*** Reading passage

Sugar Saturday – Let me eat cake!

I’m giving up Lent for cake.
Into everyone’s life a little cake must fall; especially on one’s birthday weekend. With my birthright of self-indulgence coming up soon I have decided to forgo my ‘Lent’ challenge for the weekend and bring back the sugar!

Because life is a little sweeter with some sugar in it. Indulge sensibly.

The cake gluttony starts with a chocolate cupcake with Irish cream icing and sugar shamrock on top. It continues tomorrow with a vanilla cupcake and pistachio icing and then culminates in my homemade chocolate stout cake with Irish cream icing and matcha white chocolate shamrock to be eaten on my actual birthday.

Cupcakes are amongst the perfect indulgence food. They can be bite-size or large while still remaining an individual portion. Some portions, though, are excessively large with an extraordinary amount of buttercream icing. I would argue that these are actually two servings of one serving for two people.

******

> **Written instruction A**
In the cake post, what cake will be eaten on the writer's actual birthday?
The cake post and the records are unrelated material.

*** Supplied records

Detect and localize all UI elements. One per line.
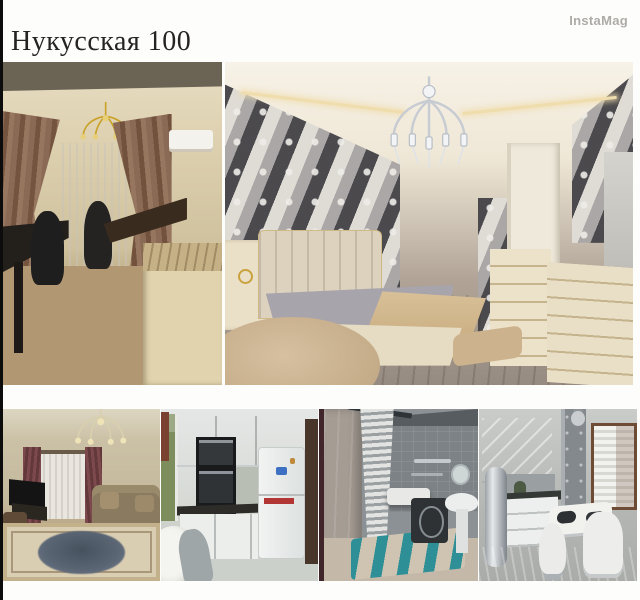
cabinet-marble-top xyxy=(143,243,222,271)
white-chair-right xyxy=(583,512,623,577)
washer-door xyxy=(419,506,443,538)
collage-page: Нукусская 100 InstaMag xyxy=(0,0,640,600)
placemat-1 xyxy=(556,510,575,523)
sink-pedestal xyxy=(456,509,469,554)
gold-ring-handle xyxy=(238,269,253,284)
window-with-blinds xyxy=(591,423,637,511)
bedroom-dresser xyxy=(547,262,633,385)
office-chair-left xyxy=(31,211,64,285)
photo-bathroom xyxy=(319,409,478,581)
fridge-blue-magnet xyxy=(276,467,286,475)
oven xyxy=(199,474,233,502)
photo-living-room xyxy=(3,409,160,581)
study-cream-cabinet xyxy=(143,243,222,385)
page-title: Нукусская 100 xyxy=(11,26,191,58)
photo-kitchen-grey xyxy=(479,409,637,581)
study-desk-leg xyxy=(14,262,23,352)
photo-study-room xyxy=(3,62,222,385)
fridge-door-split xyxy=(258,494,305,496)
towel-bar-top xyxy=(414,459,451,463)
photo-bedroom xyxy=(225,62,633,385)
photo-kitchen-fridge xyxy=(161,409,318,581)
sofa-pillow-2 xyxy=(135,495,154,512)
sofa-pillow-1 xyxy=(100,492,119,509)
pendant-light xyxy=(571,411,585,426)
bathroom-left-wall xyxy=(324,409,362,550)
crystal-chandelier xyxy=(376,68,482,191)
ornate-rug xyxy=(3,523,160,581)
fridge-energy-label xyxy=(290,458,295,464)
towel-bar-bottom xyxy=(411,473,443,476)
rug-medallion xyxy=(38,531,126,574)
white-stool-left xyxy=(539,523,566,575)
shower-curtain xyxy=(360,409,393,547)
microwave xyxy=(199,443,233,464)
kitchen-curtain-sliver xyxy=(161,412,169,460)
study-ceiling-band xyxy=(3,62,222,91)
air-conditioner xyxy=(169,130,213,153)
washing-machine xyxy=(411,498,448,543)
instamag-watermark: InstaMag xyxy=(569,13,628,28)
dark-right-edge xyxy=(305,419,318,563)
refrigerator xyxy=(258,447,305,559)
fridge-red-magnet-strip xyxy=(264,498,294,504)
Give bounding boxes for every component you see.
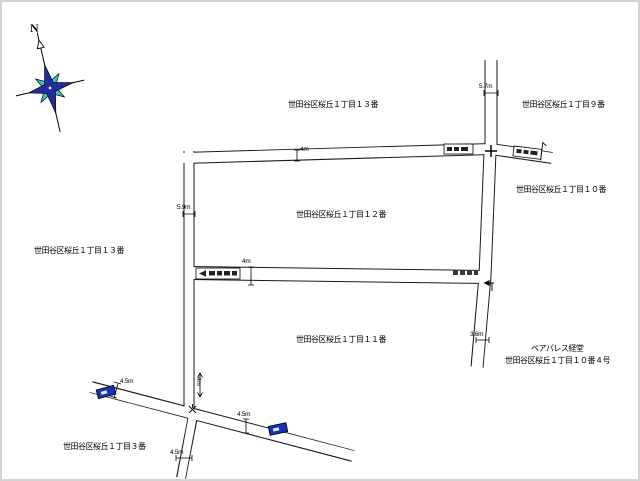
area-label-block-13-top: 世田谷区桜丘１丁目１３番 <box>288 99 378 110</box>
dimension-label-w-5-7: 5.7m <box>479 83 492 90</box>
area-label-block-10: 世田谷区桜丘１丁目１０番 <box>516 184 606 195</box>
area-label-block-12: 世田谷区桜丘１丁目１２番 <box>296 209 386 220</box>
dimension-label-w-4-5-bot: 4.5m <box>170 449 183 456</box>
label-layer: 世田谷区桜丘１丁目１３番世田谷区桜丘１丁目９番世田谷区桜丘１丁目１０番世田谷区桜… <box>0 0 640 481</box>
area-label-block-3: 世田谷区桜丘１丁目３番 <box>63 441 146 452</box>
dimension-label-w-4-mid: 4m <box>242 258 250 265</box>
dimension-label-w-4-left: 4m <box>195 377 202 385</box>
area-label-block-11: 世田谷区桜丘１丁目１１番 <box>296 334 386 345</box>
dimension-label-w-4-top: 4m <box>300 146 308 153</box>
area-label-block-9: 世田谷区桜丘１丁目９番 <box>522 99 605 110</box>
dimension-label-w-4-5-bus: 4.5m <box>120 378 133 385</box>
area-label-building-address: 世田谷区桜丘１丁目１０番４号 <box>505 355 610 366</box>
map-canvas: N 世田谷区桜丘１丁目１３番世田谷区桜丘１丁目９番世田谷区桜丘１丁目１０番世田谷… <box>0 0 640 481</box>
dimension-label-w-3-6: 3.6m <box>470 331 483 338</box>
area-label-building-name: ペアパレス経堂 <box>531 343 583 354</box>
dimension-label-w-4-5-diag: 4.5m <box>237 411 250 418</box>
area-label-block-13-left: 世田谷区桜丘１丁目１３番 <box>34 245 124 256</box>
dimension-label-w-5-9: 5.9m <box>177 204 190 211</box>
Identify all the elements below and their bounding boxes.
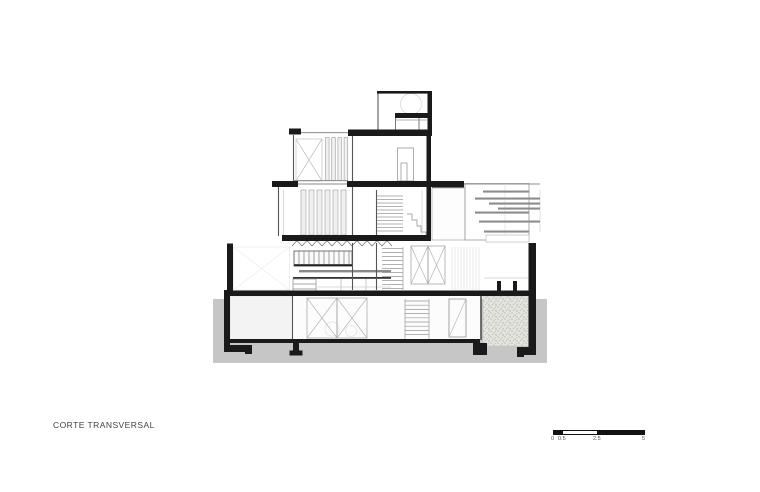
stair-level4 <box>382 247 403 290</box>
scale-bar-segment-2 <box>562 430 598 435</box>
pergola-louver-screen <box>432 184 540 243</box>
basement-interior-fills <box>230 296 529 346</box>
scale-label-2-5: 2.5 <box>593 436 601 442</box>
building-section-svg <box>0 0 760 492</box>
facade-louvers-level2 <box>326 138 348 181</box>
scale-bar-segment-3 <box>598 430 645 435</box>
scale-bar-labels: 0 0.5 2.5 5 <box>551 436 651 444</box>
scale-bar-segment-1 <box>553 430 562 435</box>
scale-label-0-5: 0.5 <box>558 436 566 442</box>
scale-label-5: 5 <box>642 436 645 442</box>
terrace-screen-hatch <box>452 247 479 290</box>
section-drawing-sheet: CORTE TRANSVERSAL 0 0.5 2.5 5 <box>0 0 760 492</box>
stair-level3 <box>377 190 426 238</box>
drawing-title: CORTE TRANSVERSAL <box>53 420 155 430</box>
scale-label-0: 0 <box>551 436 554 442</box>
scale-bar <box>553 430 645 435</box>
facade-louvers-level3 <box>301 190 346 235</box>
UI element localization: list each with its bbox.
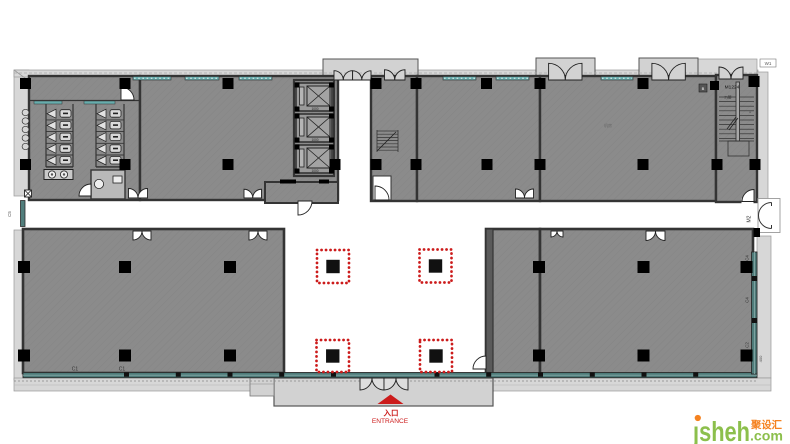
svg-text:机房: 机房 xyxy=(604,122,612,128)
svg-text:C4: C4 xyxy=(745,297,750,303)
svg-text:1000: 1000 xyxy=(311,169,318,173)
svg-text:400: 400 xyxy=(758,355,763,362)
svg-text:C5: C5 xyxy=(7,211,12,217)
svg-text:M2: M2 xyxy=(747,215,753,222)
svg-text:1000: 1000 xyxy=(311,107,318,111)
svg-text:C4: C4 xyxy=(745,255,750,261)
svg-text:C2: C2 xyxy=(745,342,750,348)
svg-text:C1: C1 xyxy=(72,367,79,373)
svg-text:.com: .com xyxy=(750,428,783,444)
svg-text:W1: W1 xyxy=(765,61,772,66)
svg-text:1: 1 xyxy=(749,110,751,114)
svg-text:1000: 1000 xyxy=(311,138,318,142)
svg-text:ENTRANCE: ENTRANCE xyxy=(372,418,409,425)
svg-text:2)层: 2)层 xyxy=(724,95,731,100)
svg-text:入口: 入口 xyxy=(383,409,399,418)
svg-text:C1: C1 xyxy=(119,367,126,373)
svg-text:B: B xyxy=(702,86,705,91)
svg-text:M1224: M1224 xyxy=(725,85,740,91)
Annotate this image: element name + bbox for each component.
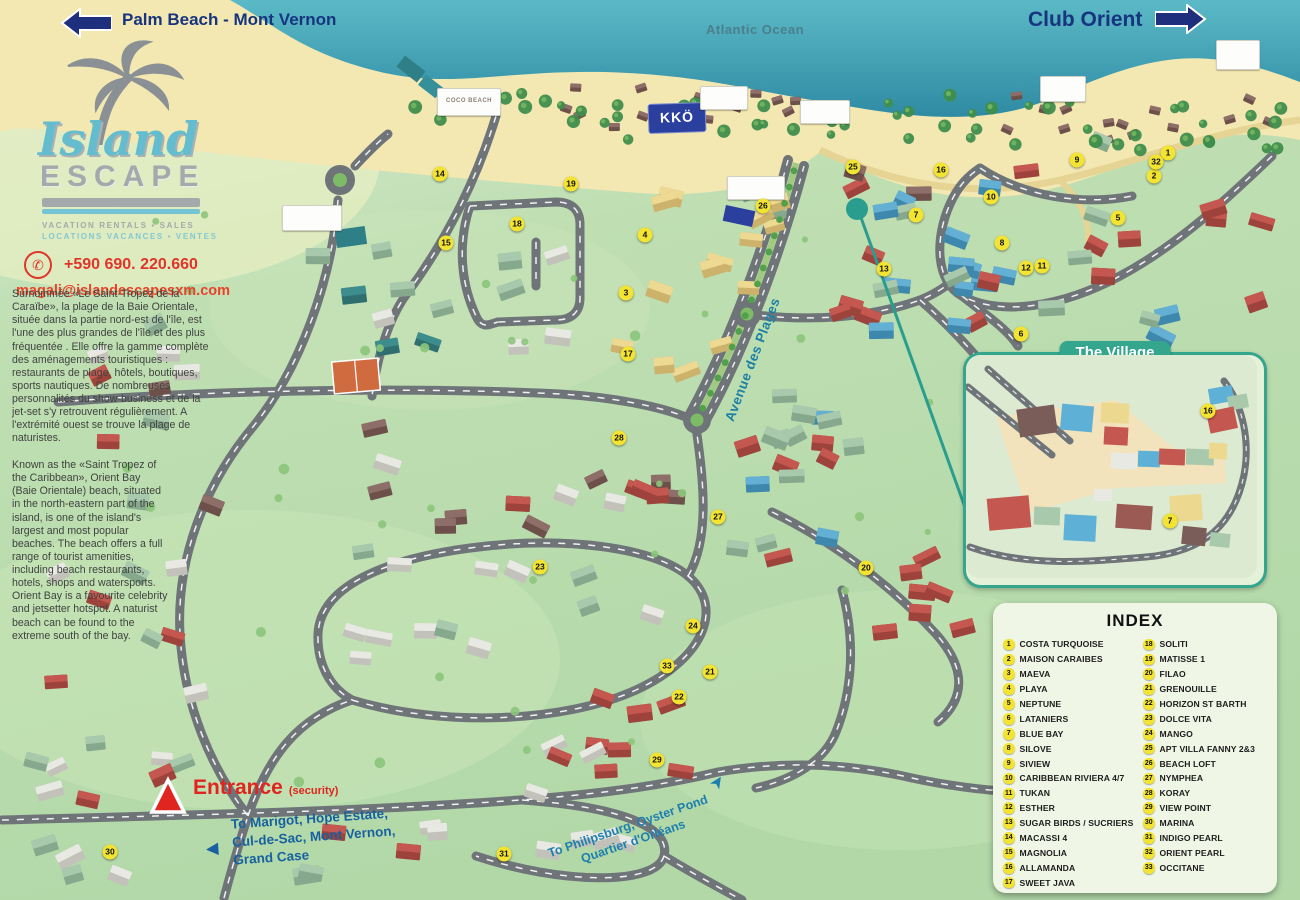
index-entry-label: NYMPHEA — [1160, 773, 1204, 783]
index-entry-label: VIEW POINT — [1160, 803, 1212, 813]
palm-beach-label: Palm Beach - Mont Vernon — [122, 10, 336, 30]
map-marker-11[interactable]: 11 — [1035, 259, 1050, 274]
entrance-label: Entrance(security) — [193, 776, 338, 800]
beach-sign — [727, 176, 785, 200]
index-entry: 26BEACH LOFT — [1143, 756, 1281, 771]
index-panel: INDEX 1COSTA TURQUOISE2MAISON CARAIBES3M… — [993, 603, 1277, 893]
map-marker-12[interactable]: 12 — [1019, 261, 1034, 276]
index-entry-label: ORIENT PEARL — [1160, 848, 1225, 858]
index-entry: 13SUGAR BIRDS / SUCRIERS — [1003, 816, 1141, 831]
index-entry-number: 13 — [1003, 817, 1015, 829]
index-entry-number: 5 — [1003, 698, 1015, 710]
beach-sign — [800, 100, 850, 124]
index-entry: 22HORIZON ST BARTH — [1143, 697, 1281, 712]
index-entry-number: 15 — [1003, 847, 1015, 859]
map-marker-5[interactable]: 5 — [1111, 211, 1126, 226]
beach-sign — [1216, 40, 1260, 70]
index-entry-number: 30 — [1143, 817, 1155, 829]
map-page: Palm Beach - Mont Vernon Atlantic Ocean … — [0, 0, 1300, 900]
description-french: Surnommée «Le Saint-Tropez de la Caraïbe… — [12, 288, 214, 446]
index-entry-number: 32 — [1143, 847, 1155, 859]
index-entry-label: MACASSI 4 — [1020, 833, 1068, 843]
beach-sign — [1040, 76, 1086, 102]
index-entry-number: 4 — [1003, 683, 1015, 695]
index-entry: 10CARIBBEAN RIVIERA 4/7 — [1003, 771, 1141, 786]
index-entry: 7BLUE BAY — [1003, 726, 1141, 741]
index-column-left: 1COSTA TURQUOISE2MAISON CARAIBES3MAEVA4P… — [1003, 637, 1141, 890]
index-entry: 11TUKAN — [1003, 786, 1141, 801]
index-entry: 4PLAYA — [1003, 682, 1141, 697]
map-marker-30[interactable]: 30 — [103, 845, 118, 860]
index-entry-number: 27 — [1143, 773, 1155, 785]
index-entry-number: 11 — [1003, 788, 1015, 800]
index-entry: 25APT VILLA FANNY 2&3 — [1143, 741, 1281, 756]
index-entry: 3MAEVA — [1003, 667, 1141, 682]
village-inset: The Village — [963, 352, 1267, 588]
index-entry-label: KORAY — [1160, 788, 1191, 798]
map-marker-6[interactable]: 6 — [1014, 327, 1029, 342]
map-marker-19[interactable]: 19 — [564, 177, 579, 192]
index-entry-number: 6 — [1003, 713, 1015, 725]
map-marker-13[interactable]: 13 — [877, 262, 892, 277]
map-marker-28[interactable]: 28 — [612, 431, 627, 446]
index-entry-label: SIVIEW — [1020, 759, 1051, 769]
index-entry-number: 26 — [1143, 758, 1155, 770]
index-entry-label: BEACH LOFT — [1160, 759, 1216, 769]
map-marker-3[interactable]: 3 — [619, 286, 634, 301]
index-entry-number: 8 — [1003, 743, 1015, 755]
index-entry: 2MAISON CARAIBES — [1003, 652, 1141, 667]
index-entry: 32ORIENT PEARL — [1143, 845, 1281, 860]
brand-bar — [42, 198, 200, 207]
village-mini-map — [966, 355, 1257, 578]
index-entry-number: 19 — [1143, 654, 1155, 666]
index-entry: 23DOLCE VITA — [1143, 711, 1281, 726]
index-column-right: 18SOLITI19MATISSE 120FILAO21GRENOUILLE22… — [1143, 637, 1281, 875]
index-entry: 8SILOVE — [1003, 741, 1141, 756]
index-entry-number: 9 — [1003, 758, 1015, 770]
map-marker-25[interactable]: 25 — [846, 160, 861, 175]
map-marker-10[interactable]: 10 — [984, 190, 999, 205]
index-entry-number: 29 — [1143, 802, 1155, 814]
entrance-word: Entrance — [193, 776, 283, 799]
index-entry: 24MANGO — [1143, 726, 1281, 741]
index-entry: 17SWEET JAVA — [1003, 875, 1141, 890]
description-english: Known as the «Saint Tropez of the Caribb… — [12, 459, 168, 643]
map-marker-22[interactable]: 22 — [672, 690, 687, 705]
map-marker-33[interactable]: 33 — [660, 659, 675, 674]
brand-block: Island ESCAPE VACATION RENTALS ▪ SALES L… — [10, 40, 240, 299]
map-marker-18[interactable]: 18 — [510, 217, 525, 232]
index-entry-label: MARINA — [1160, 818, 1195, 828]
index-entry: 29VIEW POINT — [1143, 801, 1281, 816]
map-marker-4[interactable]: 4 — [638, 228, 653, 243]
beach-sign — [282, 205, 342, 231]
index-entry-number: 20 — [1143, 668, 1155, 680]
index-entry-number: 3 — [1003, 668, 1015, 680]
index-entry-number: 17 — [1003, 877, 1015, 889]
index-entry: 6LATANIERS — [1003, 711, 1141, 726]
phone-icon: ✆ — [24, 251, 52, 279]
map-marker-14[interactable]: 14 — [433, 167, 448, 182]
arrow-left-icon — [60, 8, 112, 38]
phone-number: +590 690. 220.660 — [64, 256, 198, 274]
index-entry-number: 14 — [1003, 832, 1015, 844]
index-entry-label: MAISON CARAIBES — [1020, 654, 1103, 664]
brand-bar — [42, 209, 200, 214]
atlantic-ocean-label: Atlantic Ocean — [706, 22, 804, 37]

******

> **Written instruction B**
From the records, write out the lines word for word, beginning with the line that contains "stair-level4 <box>382 247 403 290</box>" and continuing through the line that contains "UI element localization: list".

> **Task answer A**
A homemade chocolate stout cake with Irish cream icing and a matcha white chocolate shamrock.

> **Task answer B**
stair-level4 <box>382 247 403 290</box>
scale-bar-segment-2 <box>562 430 598 435</box>
pergola-louver-screen <box>432 184 540 243</box>
basement-interior-fills <box>230 296 529 346</box>
scale-label-2-5: 2.5 <box>593 436 601 442</box>
building-section-svg <box>0 0 760 492</box>
facade-louvers-level2 <box>326 138 348 181</box>
scale-bar-segment-3 <box>598 430 645 435</box>
scale-bar-labels: 0 0.5 2.5 5 <box>551 436 651 444</box>
scale-bar-segment-1 <box>553 430 562 435</box>
scale-label-0-5: 0.5 <box>558 436 566 442</box>
scale-label-5: 5 <box>642 436 645 442</box>
terrace-screen-hatch <box>452 247 479 290</box>
section-drawing-sheet: CORTE TRANSVERSAL 0 0.5 2.5 5 <box>0 0 760 492</box>
stair-level3 <box>377 190 426 238</box>
drawing-title: CORTE TRANSVERSAL <box>53 420 155 430</box>
scale-label-0: 0 <box>551 436 554 442</box>
scale-bar <box>553 430 645 435</box>
facade-louvers-level3 <box>301 190 346 235</box>
UI element localization: list each with its bbox.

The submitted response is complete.